DATASET RECORDS:
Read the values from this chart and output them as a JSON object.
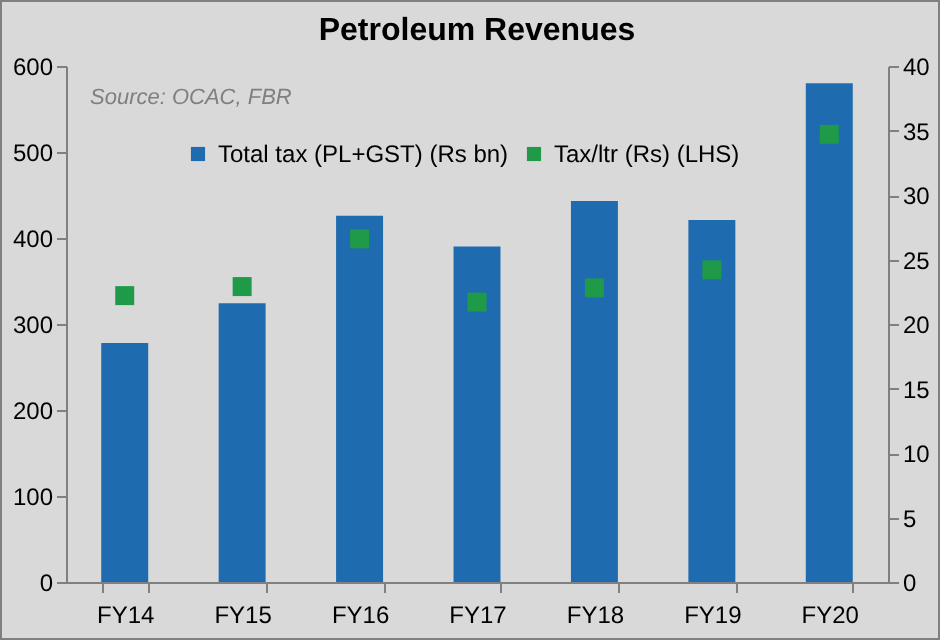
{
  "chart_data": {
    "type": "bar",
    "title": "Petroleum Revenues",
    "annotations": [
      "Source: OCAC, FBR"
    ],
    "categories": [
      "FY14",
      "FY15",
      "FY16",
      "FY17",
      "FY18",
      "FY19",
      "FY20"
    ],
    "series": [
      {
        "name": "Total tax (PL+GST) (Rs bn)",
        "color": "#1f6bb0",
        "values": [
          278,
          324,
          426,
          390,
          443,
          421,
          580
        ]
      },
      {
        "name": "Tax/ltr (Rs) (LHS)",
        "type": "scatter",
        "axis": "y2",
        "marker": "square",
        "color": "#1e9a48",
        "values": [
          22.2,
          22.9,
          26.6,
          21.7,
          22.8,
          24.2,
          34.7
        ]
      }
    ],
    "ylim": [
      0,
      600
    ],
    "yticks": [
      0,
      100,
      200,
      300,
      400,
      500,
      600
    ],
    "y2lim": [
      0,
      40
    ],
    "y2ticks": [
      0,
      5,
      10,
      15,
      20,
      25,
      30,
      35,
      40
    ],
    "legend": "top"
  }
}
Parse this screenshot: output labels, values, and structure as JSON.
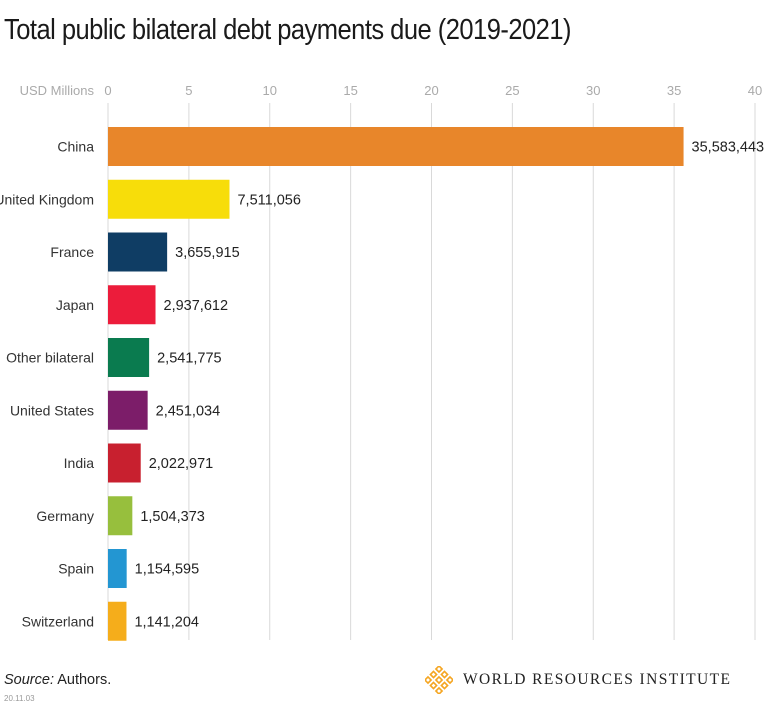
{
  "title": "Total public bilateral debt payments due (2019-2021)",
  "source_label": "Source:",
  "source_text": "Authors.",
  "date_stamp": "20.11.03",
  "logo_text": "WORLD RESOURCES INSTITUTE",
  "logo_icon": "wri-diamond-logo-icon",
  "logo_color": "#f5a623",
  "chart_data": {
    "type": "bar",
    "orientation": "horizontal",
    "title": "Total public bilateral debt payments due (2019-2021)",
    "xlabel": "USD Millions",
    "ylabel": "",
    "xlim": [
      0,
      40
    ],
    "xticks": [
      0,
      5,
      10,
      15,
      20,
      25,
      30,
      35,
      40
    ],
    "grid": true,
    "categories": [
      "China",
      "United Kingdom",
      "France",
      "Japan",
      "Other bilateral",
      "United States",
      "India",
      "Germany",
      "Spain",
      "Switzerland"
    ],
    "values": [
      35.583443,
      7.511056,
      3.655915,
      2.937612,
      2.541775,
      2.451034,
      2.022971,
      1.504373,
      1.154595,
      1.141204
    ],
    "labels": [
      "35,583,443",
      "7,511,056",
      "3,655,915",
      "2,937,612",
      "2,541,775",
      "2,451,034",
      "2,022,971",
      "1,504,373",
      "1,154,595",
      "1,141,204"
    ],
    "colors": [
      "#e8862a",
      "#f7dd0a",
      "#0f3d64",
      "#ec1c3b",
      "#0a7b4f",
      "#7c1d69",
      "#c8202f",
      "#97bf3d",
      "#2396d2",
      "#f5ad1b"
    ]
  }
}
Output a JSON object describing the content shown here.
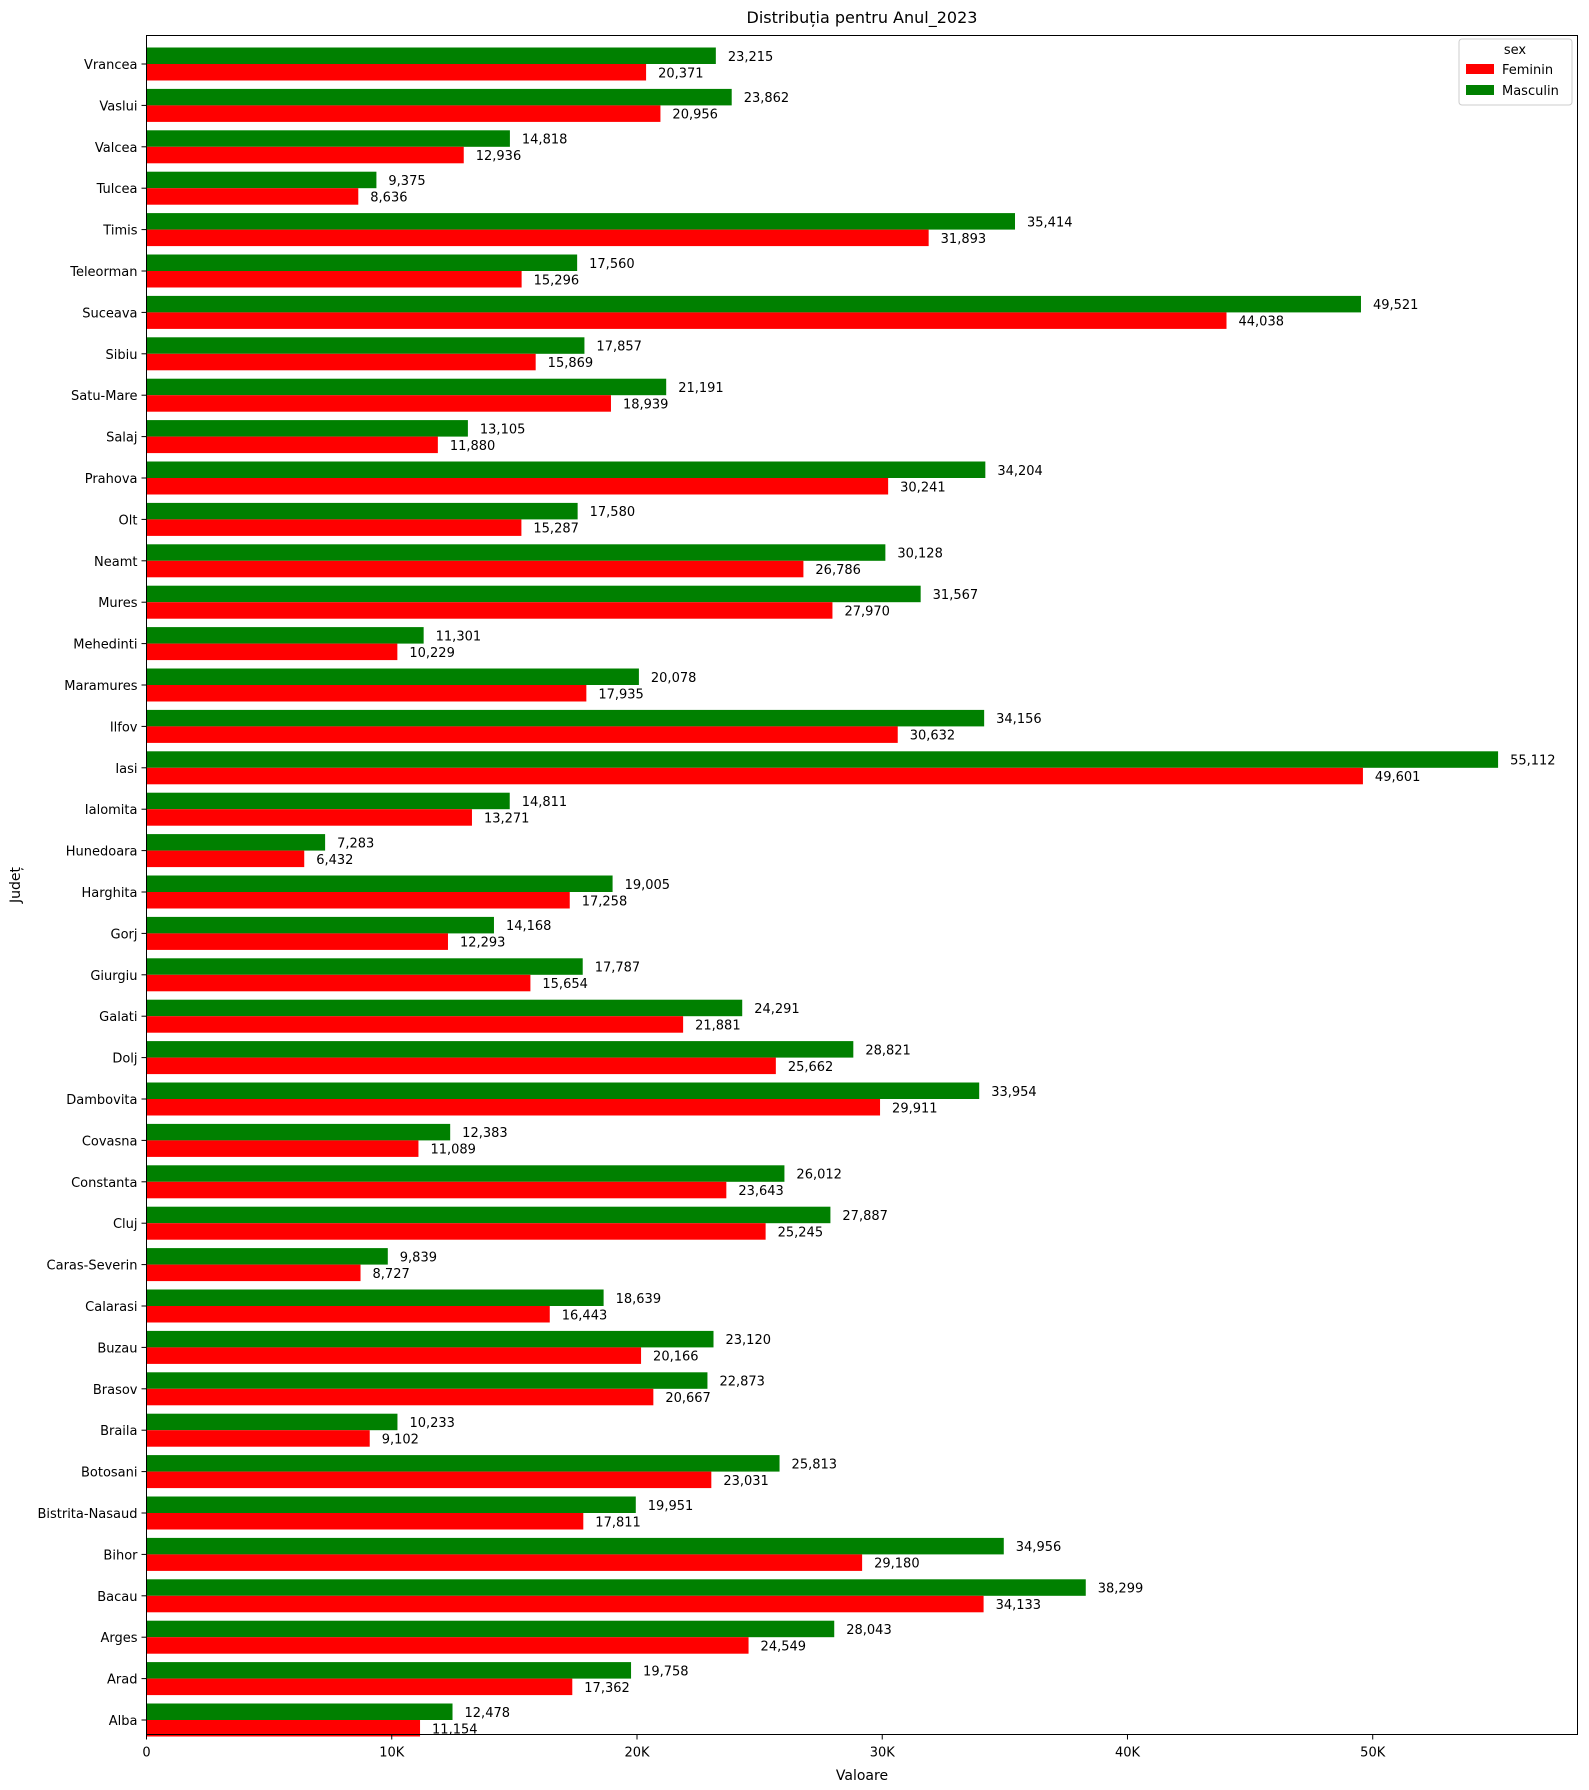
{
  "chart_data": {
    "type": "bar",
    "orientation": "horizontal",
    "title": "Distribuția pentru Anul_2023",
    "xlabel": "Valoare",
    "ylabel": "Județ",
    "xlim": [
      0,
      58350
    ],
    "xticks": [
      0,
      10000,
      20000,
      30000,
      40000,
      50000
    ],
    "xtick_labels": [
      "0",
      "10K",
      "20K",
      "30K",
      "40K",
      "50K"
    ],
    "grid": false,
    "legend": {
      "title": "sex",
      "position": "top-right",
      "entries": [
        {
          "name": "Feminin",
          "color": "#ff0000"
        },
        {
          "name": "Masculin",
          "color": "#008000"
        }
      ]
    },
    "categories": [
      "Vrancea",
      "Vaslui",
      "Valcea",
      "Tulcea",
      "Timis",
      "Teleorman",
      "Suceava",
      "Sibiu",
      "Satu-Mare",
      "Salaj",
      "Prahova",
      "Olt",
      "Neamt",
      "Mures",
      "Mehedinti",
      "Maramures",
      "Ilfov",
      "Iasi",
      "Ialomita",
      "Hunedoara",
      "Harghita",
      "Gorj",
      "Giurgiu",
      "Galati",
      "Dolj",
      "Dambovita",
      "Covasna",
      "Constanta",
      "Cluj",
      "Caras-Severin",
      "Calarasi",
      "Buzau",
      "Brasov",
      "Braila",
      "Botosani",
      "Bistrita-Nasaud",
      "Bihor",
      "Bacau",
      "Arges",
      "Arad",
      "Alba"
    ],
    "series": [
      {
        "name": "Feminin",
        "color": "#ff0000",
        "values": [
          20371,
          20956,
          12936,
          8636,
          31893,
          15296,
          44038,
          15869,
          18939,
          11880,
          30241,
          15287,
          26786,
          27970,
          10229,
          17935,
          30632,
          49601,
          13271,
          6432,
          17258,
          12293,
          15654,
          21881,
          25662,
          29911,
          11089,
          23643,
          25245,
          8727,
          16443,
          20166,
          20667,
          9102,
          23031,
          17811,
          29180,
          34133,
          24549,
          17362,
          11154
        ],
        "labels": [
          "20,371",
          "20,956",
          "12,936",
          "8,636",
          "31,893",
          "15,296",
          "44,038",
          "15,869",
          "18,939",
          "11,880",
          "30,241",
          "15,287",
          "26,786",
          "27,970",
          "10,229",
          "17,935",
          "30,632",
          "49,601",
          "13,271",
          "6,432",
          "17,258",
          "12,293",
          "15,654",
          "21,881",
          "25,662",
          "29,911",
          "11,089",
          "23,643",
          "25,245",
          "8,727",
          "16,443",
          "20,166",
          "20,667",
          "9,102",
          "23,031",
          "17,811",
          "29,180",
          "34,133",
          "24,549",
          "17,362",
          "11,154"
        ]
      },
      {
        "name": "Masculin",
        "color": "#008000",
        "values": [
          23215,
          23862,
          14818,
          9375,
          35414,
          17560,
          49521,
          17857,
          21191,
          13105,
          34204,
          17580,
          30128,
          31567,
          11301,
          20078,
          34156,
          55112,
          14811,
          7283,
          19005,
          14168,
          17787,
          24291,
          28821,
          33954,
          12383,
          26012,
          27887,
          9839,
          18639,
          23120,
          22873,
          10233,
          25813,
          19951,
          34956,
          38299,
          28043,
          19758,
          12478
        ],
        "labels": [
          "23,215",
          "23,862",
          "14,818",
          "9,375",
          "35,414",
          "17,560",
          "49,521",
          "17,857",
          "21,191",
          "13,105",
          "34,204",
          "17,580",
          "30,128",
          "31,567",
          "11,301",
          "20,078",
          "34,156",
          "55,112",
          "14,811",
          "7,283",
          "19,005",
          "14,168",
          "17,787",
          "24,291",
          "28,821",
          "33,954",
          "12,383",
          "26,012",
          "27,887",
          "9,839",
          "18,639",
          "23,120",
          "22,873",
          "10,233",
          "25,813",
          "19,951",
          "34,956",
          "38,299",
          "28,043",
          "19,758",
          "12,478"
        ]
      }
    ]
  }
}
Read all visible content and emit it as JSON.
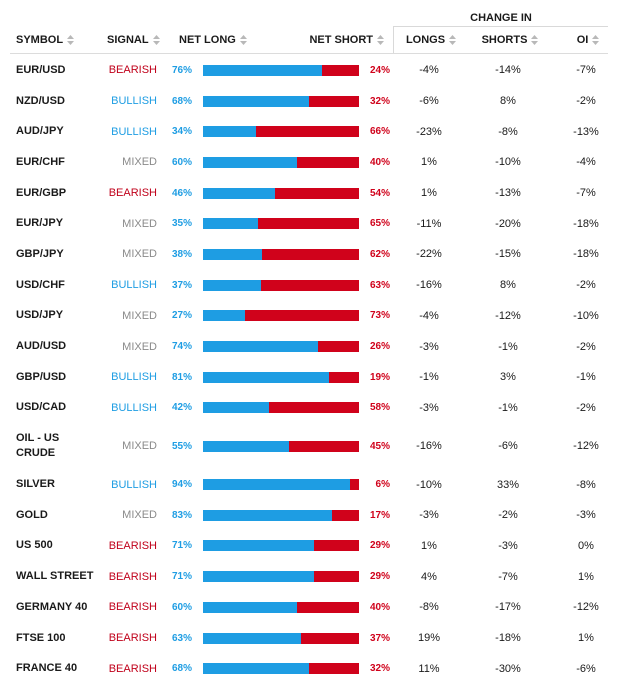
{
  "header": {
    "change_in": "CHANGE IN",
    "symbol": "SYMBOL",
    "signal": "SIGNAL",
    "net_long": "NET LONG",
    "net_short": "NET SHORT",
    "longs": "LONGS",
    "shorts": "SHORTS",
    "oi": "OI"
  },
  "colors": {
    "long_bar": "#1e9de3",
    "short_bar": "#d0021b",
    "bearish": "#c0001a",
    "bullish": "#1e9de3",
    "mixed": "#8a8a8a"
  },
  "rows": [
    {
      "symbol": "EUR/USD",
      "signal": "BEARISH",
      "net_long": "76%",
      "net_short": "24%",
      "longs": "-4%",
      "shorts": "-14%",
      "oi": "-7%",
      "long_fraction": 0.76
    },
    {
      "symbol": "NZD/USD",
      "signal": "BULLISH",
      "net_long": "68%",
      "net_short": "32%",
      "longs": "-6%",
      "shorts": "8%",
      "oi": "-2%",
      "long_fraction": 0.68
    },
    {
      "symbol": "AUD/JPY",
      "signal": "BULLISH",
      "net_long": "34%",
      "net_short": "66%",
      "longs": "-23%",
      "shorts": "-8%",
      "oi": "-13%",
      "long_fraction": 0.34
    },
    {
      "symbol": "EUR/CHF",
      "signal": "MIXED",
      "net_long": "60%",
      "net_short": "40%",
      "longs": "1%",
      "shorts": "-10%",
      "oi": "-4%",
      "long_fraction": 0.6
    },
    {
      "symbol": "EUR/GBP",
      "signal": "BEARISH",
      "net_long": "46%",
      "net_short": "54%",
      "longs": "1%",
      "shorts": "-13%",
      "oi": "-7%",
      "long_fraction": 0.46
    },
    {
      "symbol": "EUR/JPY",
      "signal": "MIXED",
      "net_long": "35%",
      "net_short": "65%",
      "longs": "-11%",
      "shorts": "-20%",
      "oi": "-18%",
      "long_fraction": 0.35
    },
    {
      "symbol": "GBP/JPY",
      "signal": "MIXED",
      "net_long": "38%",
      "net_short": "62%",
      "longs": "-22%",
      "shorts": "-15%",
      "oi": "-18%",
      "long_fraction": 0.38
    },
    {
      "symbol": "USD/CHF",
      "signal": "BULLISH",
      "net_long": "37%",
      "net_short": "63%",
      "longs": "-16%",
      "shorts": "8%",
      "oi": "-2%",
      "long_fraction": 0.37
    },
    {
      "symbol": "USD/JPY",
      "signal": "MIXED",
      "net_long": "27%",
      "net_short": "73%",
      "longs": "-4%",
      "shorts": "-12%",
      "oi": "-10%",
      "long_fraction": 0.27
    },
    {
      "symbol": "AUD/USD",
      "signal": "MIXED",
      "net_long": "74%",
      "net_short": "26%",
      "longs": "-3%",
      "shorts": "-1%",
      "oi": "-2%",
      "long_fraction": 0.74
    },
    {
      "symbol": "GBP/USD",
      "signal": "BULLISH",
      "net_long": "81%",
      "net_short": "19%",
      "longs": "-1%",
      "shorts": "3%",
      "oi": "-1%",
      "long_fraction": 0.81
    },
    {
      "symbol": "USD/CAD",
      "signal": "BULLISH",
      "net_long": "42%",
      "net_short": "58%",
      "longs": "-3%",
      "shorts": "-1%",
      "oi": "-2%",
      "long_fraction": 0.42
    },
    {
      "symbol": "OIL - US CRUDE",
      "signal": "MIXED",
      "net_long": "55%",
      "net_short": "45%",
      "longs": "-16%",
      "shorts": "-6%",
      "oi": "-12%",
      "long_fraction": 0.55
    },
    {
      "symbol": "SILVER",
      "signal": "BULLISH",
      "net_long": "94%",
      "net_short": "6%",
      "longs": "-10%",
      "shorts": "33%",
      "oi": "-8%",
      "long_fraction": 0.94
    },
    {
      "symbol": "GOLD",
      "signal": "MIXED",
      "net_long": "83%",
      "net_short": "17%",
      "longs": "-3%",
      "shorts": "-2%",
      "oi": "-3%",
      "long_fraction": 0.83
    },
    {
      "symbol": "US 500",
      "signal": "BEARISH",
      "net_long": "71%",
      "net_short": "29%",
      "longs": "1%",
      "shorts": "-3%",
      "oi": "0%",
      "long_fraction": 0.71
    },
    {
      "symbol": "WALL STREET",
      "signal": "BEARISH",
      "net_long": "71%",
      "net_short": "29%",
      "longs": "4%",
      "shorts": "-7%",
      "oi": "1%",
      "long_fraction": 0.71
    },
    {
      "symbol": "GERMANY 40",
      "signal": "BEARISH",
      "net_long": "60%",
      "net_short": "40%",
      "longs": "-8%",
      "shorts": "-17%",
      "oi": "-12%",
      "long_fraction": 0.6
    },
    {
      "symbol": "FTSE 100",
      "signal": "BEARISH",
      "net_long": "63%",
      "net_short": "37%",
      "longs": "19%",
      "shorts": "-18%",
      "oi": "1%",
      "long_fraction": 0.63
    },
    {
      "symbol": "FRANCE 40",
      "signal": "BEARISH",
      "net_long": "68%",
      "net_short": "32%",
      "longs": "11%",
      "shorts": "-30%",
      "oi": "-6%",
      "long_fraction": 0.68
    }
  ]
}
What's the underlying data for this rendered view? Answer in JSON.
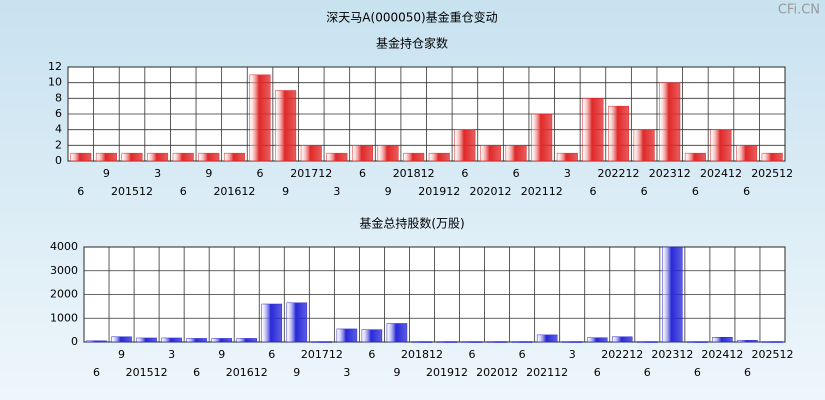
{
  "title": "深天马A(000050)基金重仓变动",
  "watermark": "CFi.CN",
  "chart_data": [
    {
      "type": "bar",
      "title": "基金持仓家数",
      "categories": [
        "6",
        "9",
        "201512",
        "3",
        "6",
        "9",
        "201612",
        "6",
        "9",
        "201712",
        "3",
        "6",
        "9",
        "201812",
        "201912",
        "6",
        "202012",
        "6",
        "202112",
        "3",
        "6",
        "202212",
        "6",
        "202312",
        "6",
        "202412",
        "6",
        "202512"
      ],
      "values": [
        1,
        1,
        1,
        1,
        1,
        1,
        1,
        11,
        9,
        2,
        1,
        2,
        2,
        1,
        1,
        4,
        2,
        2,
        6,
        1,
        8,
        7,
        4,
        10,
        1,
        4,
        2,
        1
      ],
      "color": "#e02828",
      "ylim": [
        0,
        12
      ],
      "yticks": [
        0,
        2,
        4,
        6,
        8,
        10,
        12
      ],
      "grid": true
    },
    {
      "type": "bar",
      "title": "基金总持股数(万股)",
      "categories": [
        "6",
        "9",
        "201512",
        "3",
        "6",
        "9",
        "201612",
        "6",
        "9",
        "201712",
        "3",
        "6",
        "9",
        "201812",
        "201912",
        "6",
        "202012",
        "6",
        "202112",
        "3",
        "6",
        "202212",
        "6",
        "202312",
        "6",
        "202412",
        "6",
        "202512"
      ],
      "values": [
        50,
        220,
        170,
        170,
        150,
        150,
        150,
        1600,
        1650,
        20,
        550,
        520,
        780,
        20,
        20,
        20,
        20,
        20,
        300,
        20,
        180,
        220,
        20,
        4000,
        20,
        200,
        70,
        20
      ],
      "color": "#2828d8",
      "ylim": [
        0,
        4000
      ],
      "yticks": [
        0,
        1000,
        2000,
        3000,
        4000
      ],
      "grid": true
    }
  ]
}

GIVEN INSTRUCTION:
Using the listing above, show each line holding the string "debt".

EXERCISE SOLUTION:
  "title": "Total public bilateral debt payments due (2019-2021)",
    "title": "Total public bilateral debt payments due (2019-2021)",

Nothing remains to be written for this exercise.